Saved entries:
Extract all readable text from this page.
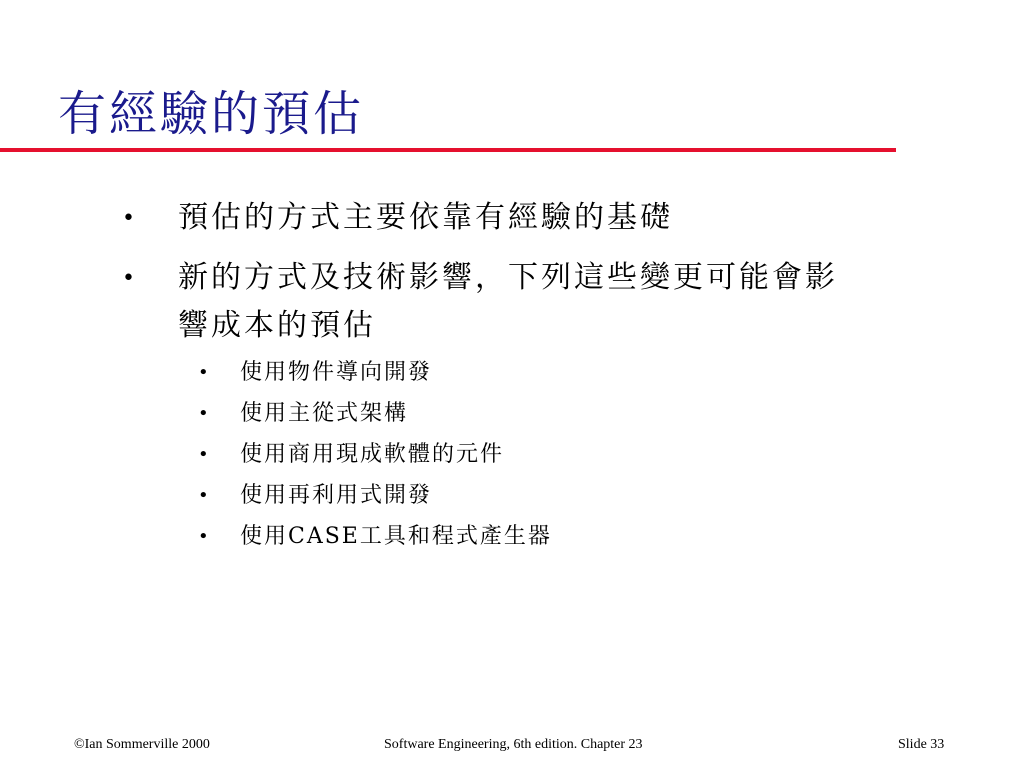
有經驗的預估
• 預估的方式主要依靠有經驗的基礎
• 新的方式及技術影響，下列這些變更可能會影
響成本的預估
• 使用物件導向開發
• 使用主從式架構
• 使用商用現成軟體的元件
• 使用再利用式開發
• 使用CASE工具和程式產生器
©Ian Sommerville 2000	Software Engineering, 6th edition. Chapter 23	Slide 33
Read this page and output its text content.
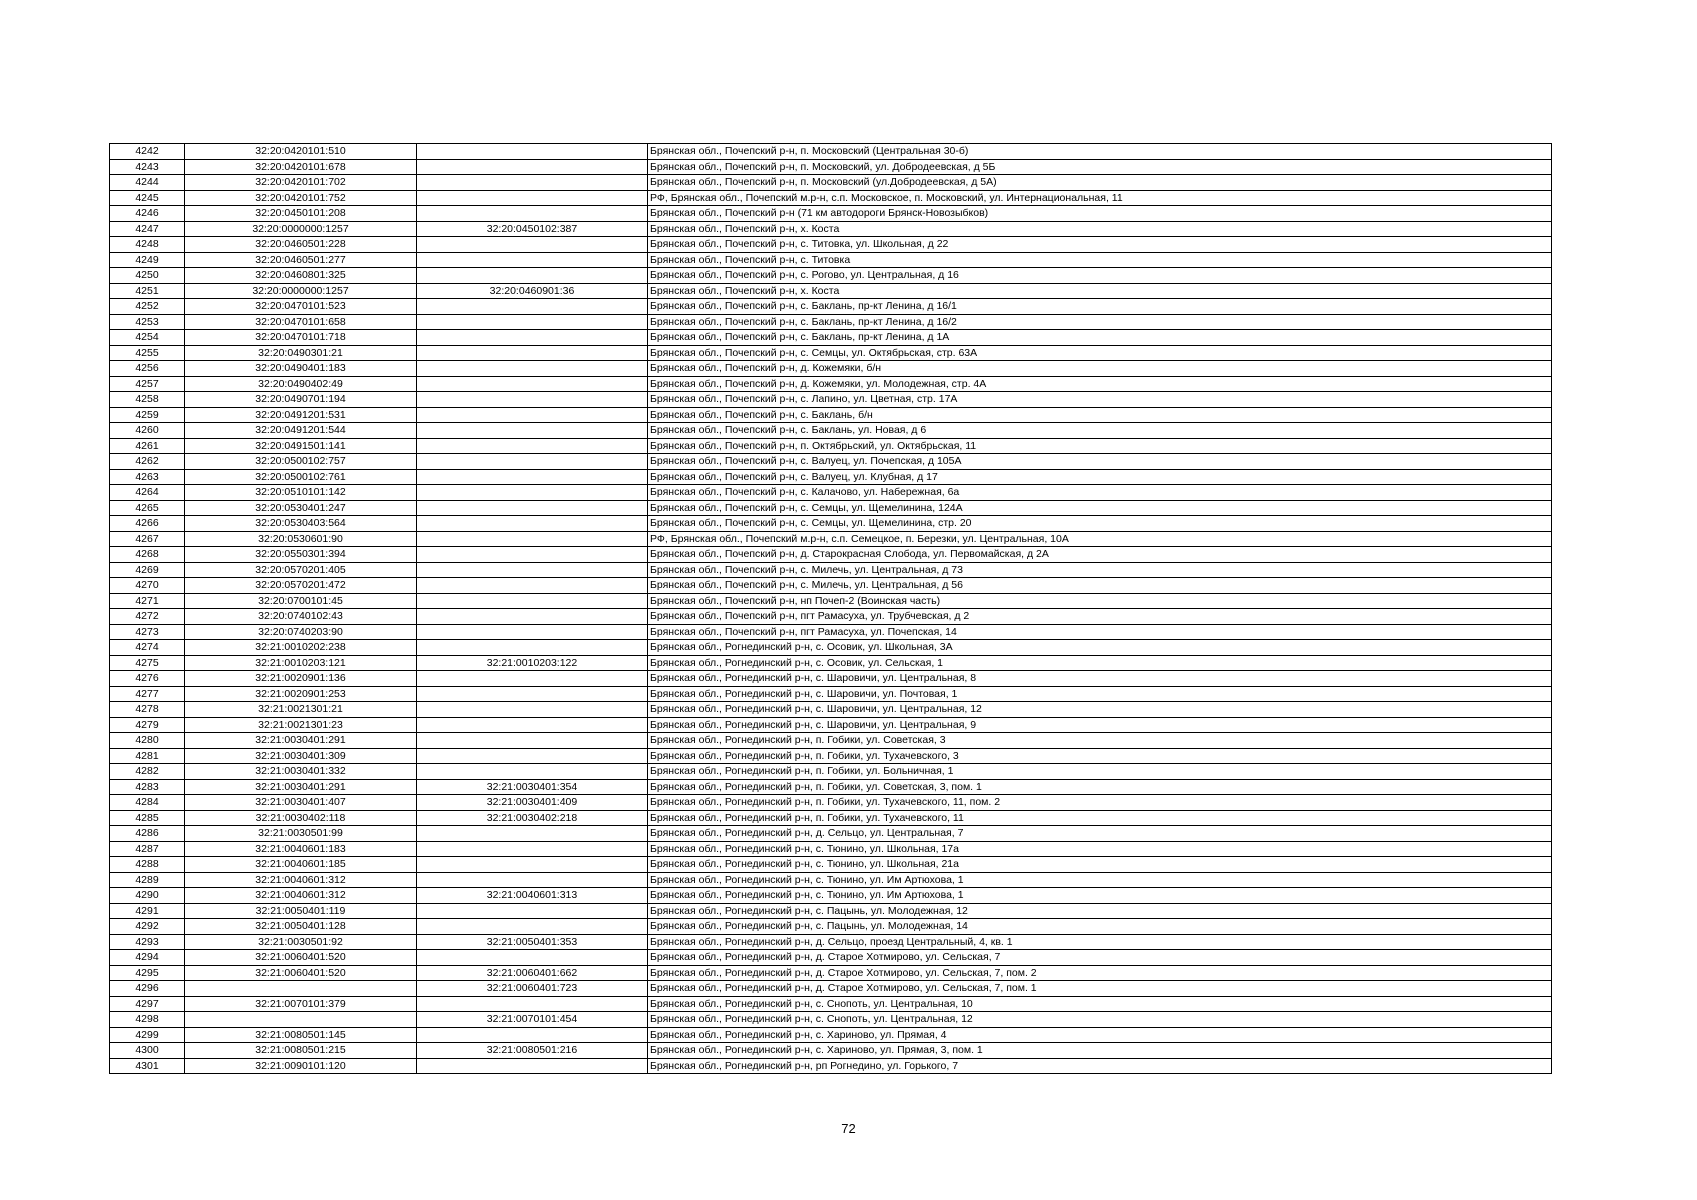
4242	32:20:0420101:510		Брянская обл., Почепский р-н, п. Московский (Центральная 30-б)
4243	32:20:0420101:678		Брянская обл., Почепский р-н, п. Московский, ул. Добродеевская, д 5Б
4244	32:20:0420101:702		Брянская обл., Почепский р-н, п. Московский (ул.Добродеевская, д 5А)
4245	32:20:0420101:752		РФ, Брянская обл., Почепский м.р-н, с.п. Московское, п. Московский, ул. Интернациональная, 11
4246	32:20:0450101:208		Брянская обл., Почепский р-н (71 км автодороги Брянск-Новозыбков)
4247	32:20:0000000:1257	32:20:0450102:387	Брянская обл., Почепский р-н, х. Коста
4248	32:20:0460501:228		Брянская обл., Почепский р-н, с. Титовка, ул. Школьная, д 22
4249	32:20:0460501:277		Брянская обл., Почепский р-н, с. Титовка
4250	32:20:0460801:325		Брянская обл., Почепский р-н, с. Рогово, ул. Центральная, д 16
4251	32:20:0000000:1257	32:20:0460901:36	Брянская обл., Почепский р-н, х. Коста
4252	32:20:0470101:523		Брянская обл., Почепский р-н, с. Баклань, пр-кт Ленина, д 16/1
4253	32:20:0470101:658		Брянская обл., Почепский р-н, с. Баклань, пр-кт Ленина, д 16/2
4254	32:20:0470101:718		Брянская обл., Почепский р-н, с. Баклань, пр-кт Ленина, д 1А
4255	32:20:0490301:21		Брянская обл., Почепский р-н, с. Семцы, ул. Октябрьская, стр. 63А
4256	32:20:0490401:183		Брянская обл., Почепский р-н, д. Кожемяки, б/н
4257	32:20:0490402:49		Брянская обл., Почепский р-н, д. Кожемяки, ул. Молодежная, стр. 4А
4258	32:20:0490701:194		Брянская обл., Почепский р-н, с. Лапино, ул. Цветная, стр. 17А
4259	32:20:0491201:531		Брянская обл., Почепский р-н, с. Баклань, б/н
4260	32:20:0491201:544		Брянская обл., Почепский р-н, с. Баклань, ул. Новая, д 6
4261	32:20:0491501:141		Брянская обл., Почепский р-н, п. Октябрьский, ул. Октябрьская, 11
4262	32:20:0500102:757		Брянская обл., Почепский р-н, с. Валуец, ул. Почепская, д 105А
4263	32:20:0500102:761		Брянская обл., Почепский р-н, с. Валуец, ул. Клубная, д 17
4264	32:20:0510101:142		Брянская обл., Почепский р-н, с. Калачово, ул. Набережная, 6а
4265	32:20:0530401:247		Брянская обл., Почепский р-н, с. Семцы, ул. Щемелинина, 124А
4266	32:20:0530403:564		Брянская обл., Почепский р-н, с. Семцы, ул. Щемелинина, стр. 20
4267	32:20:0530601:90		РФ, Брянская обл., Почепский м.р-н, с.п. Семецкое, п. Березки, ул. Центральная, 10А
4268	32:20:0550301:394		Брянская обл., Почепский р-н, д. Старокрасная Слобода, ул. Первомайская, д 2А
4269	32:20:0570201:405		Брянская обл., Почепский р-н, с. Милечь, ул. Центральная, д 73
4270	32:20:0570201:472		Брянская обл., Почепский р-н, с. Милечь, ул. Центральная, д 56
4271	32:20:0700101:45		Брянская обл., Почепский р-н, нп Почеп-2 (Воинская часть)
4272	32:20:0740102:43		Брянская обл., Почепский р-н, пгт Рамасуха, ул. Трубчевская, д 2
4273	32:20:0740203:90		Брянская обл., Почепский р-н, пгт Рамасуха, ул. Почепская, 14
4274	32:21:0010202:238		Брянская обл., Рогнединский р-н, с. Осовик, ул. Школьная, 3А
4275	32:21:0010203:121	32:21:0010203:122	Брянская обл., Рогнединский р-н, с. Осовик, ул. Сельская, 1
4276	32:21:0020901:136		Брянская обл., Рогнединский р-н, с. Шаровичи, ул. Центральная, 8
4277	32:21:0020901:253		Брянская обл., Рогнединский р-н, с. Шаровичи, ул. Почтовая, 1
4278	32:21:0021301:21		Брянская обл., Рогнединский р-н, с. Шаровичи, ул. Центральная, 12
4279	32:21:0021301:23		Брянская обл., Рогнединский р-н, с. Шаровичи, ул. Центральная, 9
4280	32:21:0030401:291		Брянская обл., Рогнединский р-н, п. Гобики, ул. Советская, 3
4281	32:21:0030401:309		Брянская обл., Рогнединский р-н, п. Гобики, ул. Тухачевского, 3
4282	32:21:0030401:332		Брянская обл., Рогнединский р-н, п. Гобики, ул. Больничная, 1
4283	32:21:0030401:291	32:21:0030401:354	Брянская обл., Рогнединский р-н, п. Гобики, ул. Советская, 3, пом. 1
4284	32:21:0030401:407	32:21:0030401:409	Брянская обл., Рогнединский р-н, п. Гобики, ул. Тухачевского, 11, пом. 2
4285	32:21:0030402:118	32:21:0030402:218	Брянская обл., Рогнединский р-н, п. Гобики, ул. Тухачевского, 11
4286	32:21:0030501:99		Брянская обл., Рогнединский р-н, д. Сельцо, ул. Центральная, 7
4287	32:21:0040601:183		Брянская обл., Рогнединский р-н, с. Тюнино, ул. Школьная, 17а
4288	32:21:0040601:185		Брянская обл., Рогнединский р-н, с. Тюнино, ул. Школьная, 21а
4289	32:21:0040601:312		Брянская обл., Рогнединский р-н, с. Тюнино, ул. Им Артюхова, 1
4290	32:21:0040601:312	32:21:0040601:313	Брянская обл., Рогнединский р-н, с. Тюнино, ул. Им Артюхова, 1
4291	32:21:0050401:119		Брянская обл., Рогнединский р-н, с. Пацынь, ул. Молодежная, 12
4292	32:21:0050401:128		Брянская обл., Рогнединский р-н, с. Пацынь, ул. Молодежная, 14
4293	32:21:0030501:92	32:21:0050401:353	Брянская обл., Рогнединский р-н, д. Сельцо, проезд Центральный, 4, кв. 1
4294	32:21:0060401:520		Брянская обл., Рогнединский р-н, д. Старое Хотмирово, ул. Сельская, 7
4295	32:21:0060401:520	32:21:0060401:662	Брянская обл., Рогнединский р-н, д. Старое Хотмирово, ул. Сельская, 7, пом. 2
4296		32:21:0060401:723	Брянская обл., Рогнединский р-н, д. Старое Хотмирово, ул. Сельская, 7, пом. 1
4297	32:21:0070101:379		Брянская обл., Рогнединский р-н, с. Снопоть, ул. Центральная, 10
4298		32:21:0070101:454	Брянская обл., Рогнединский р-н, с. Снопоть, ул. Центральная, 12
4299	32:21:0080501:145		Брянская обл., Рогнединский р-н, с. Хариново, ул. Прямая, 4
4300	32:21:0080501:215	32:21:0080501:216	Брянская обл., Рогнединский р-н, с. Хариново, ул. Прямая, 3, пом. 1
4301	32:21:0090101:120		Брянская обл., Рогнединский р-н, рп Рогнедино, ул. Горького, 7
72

* * *

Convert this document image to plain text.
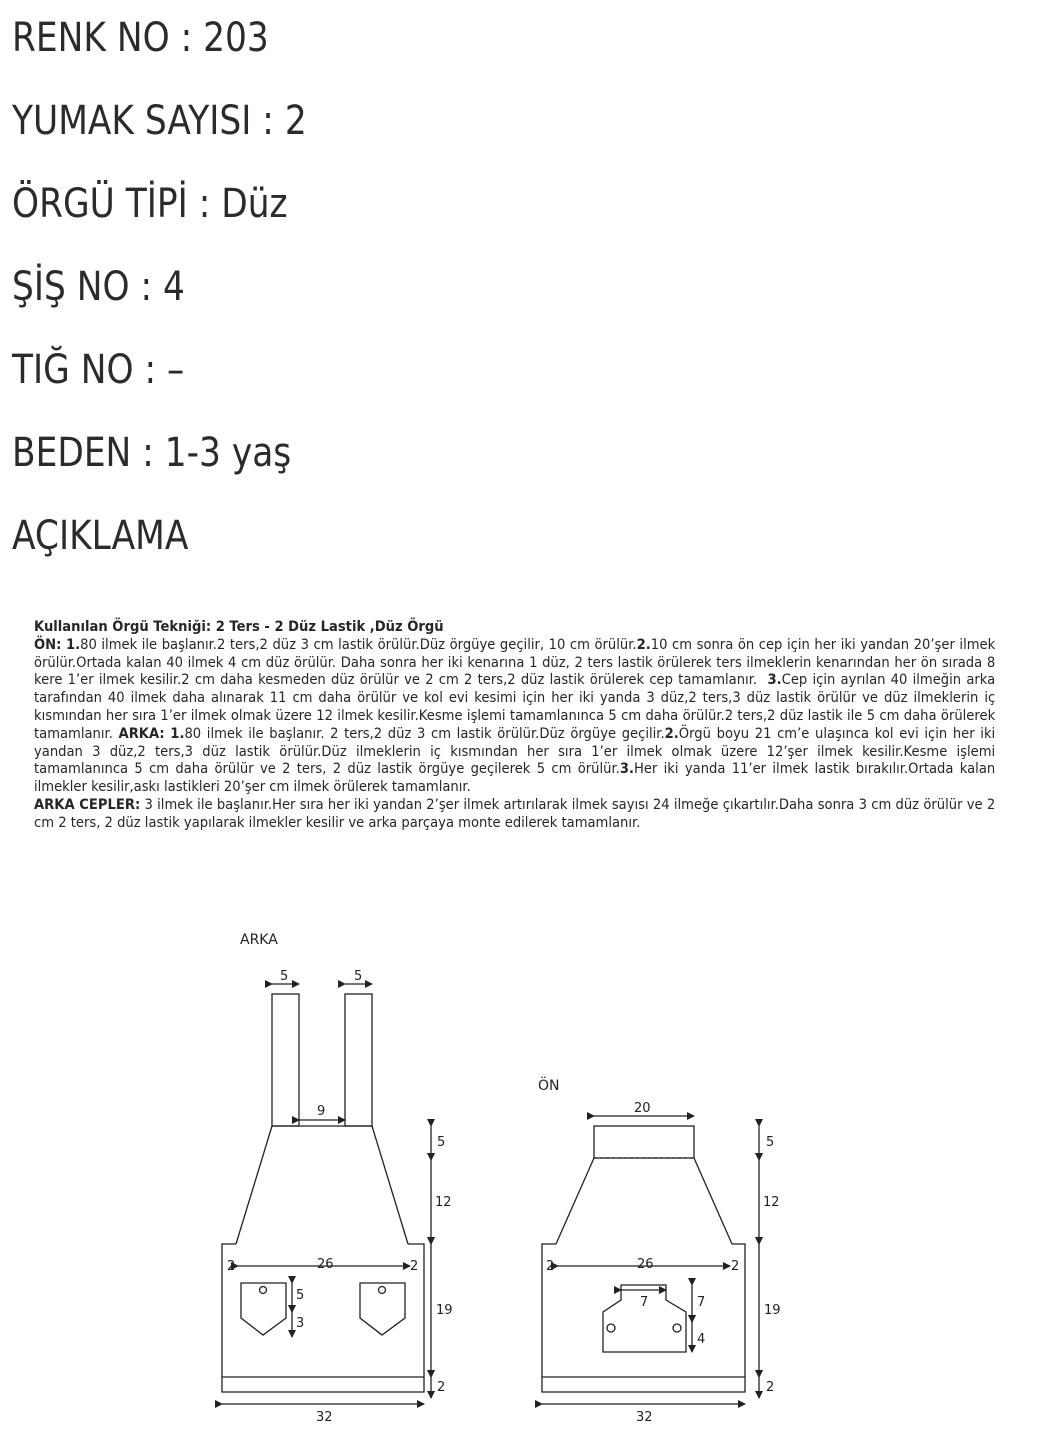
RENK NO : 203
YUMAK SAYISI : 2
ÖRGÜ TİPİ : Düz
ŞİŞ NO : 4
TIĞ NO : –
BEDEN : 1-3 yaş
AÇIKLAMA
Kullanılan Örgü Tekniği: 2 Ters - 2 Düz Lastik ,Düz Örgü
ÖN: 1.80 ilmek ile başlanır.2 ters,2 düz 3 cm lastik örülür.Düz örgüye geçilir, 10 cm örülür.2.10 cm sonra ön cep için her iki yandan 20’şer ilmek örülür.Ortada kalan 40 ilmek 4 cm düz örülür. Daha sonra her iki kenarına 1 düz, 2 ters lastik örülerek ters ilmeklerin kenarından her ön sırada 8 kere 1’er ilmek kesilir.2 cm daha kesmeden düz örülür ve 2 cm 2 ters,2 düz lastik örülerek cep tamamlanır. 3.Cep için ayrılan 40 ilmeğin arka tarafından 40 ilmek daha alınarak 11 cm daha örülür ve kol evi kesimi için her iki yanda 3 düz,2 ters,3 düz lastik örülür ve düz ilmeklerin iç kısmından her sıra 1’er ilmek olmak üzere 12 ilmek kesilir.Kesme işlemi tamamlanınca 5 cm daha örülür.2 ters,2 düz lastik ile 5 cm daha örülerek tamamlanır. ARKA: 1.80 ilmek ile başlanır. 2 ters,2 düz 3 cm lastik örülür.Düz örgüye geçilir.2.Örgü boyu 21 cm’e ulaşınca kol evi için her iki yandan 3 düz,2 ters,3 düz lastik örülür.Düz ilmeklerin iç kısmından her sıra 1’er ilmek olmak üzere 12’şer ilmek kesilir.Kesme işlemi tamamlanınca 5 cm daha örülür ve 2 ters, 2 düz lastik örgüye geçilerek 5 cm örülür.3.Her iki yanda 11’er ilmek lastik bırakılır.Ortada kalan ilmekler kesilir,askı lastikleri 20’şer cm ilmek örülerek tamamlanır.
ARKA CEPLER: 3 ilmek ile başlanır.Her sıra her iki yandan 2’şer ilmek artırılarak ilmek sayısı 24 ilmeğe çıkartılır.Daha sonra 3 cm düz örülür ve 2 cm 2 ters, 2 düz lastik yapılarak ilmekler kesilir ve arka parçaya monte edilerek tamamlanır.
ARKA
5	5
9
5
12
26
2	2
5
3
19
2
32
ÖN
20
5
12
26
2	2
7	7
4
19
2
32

▶ _THE EXERCISE_:
From the data, pick out every line that includes "Советская".

▶ _TASK RESPONSE_:
4280	32:21:0030401:291		Брянская обл., Рогнединский р-н, п. Гобики, ул. Советская, 3
4283	32:21:0030401:291	32:21:0030401:354	Брянская обл., Рогнединский р-н, п. Гобики, ул. Советская, 3, пом. 1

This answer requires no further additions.